DIRECTIVE. Write out every one of the entries below, keeping each line identical to the original.
-- DATA LINES start --
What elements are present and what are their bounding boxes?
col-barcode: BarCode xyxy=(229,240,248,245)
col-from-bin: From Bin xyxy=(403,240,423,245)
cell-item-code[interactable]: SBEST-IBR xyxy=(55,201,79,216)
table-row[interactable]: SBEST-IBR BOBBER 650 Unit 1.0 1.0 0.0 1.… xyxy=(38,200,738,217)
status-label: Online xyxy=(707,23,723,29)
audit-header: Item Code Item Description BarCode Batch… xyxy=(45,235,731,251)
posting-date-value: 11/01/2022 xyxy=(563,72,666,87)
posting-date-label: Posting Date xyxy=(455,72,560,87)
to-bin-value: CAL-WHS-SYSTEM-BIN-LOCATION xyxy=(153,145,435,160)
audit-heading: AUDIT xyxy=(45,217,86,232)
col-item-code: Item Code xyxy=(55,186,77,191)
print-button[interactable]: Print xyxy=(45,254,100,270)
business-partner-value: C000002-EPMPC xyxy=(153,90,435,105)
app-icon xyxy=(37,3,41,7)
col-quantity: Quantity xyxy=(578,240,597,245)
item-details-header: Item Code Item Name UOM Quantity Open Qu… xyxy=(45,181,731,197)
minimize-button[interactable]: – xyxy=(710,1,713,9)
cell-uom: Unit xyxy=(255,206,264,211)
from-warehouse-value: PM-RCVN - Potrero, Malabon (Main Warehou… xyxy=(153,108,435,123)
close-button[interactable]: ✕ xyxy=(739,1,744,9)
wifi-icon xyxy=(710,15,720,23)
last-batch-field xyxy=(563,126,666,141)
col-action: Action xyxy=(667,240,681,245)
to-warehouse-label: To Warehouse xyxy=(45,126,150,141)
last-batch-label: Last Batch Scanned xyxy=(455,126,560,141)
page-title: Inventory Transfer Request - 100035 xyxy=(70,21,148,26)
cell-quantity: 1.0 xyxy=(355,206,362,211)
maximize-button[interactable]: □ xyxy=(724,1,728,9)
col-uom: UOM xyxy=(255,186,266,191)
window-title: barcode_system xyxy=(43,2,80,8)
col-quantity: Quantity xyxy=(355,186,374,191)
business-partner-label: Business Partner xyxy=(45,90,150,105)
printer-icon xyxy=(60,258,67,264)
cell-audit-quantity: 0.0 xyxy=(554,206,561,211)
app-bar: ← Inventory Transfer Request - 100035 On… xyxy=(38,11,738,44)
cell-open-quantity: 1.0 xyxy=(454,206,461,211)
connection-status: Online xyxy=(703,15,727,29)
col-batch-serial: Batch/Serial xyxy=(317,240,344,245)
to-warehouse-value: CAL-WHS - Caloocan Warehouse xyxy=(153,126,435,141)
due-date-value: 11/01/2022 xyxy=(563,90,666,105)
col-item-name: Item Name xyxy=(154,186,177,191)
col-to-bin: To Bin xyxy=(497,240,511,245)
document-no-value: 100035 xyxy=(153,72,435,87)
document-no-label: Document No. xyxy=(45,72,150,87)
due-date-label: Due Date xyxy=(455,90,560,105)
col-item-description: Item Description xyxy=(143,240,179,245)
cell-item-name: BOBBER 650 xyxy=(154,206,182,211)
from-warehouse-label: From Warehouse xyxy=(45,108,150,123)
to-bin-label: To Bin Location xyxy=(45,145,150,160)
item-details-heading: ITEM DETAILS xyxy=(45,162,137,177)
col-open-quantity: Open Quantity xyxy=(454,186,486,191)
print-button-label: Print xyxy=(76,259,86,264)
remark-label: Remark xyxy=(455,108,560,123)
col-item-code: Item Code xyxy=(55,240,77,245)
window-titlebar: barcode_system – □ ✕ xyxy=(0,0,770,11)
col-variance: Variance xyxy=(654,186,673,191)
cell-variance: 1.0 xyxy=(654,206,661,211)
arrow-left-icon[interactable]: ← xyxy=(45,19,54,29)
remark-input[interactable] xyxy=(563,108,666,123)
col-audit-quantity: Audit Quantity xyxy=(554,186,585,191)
-- DATA LINES end --
WRITTEN SOLUTION.
What elements are present and what are their bounding boxes?
col-barcode: BarCode xyxy=(229,240,248,245)
col-from-bin: From Bin xyxy=(403,240,423,245)
cell-item-code[interactable]: SBEST-IBR xyxy=(55,201,79,216)
table-row[interactable]: SBEST-IBR BOBBER 650 Unit 1.0 1.0 0.0 1.… xyxy=(38,200,738,217)
status-label: Online xyxy=(707,23,723,29)
audit-header: Item Code Item Description BarCode Batch… xyxy=(45,235,731,251)
posting-date-value: 11/01/2022 xyxy=(563,72,666,87)
posting-date-label: Posting Date xyxy=(455,72,560,87)
to-bin-value: CAL-WHS-SYSTEM-BIN-LOCATION xyxy=(153,145,435,160)
audit-heading: AUDIT xyxy=(45,217,86,232)
col-item-code: Item Code xyxy=(55,186,77,191)
print-button[interactable]: Print xyxy=(45,254,100,270)
business-partner-value: C000002-EPMPC xyxy=(153,90,435,105)
app-icon xyxy=(37,3,41,7)
col-quantity: Quantity xyxy=(578,240,597,245)
item-details-header: Item Code Item Name UOM Quantity Open Qu… xyxy=(45,181,731,197)
minimize-button[interactable]: – xyxy=(710,1,713,9)
cell-uom: Unit xyxy=(255,206,264,211)
from-warehouse-value: PM-RCVN - Potrero, Malabon (Main Warehou… xyxy=(153,108,435,123)
close-button[interactable]: ✕ xyxy=(739,1,744,9)
wifi-icon xyxy=(710,15,720,23)
last-batch-field xyxy=(563,126,666,141)
col-action: Action xyxy=(667,240,681,245)
to-warehouse-label: To Warehouse xyxy=(45,126,150,141)
last-batch-label: Last Batch Scanned xyxy=(455,126,560,141)
page-title: Inventory Transfer Request - 100035 xyxy=(70,21,148,26)
cell-quantity: 1.0 xyxy=(355,206,362,211)
maximize-button[interactable]: □ xyxy=(724,1,728,9)
col-uom: UOM xyxy=(255,186,266,191)
window-title: barcode_system xyxy=(43,2,80,8)
col-quantity: Quantity xyxy=(355,186,374,191)
business-partner-label: Business Partner xyxy=(45,90,150,105)
printer-icon xyxy=(60,258,67,264)
cell-audit-quantity: 0.0 xyxy=(554,206,561,211)
app-bar: ← Inventory Transfer Request - 100035 On… xyxy=(38,11,738,44)
cell-open-quantity: 1.0 xyxy=(454,206,461,211)
connection-status: Online xyxy=(703,15,727,29)
col-batch-serial: Batch/Serial xyxy=(317,240,344,245)
to-warehouse-value: CAL-WHS - Caloocan Warehouse xyxy=(153,126,435,141)
due-date-value: 11/01/2022 xyxy=(563,90,666,105)
col-item-name: Item Name xyxy=(154,186,177,191)
col-to-bin: To Bin xyxy=(497,240,511,245)
document-no-value: 100035 xyxy=(153,72,435,87)
document-no-label: Document No. xyxy=(45,72,150,87)
due-date-label: Due Date xyxy=(455,90,560,105)
col-item-description: Item Description xyxy=(143,240,179,245)
cell-item-name: BOBBER 650 xyxy=(154,206,182,211)
from-warehouse-label: From Warehouse xyxy=(45,108,150,123)
to-bin-label: To Bin Location xyxy=(45,145,150,160)
item-details-heading: ITEM DETAILS xyxy=(45,162,137,177)
col-open-quantity: Open Quantity xyxy=(454,186,486,191)
print-button-label: Print xyxy=(76,259,86,264)
remark-label: Remark xyxy=(455,108,560,123)
col-item-code: Item Code xyxy=(55,240,77,245)
window-titlebar: barcode_system – □ ✕ xyxy=(0,0,770,11)
col-variance: Variance xyxy=(654,186,673,191)
cell-variance: 1.0 xyxy=(654,206,661,211)
arrow-left-icon[interactable]: ← xyxy=(45,19,54,29)
remark-input[interactable] xyxy=(563,108,666,123)
col-audit-quantity: Audit Quantity xyxy=(554,186,585,191)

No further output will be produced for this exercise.